▸ WHAT TO WORK ON
Quote the data below in full, please, without altering anything.

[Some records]
------------------------------
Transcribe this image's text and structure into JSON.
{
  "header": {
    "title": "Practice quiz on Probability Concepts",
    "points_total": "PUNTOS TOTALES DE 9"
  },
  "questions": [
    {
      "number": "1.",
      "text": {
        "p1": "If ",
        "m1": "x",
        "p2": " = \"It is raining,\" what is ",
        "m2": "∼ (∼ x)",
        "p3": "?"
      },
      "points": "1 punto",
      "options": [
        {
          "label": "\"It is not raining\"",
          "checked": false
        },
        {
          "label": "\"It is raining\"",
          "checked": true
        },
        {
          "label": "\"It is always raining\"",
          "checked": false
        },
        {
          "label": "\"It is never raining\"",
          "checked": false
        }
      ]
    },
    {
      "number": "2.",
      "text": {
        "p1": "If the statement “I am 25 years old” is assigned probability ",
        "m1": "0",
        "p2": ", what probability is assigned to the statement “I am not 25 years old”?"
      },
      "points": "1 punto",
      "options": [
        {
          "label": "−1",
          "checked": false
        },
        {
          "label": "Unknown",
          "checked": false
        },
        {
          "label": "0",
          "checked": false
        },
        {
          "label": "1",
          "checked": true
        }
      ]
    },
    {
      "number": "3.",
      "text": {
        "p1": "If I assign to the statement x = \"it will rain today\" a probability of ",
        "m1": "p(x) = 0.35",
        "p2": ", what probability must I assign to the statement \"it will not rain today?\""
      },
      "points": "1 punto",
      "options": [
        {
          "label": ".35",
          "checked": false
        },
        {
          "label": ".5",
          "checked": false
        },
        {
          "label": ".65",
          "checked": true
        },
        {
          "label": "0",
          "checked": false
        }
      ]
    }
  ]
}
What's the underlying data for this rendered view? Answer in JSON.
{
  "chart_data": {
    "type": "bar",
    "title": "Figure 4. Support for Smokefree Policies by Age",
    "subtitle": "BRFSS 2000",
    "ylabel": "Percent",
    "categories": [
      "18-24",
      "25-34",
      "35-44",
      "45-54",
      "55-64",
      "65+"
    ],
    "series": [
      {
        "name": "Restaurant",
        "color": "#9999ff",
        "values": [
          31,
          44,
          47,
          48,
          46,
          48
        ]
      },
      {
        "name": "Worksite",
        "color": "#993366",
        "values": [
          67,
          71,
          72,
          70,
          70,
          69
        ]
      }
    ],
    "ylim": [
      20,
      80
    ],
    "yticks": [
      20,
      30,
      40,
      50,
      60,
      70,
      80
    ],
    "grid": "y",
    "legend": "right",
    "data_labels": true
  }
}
------------------------------
▸ COMPLETE OUTPUT
Transcribe this image's text and structure into JSON.
{
  "header": {
    "title": "Practice quiz on Probability Concepts",
    "points_total": "PUNTOS TOTALES DE 9"
  },
  "questions": [
    {
      "number": "1.",
      "text": {
        "p1": "If ",
        "m1": "x",
        "p2": " = \"It is raining,\" what is ",
        "m2": "∼ (∼ x)",
        "p3": "?"
      },
      "points": "1 punto",
      "options": [
        {
          "label": "\"It is not raining\"",
          "checked": false
        },
        {
          "label": "\"It is raining\"",
          "checked": true
        },
        {
          "label": "\"It is always raining\"",
          "checked": false
        },
        {
          "label": "\"It is never raining\"",
          "checked": false
        }
      ]
    },
    {
      "number": "2.",
      "text": {
        "p1": "If the statement “I am 25 years old” is assigned probability ",
        "m1": "0",
        "p2": ", what probability is assigned to the statement “I am not 25 years old”?"
      },
      "points": "1 punto",
      "options": [
        {
          "label": "−1",
          "checked": false
        },
        {
          "label": "Unknown",
          "checked": false
        },
        {
          "label": "0",
          "checked": false
        },
        {
          "label": "1",
          "checked": true
        }
      ]
    },
    {
      "number": "3.",
      "text": {
        "p1": "If I assign to the statement x = \"it will rain today\" a probability of ",
        "m1": "p(x) = 0.35",
        "p2": ", what probability must I assign to the statement \"it will not rain today?\""
      },
      "points": "1 punto",
      "options": [
        {
          "label": ".35",
          "checked": false
        },
        {
          "label": ".5",
          "checked": false
        },
        {
          "label": ".65",
          "checked": true
        },
        {
          "label": "0",
          "checked": false
        }
      ]
    }
  ]
}
What's the underlying data for this rendered view? Answer in JSON.
{
  "chart_data": {
    "type": "bar",
    "title": "Figure 4. Support for Smokefree Policies by Age",
    "subtitle": "BRFSS 2000",
    "ylabel": "Percent",
    "categories": [
      "18-24",
      "25-34",
      "35-44",
      "45-54",
      "55-64",
      "65+"
    ],
    "series": [
      {
        "name": "Restaurant",
        "color": "#9999ff",
        "values": [
          31,
          44,
          47,
          48,
          46,
          48
        ]
      },
      {
        "name": "Worksite",
        "color": "#993366",
        "values": [
          67,
          71,
          72,
          70,
          70,
          69
        ]
      }
    ],
    "ylim": [
      20,
      80
    ],
    "yticks": [
      20,
      30,
      40,
      50,
      60,
      70,
      80
    ],
    "grid": "y",
    "legend": "right",
    "data_labels": true
  }
}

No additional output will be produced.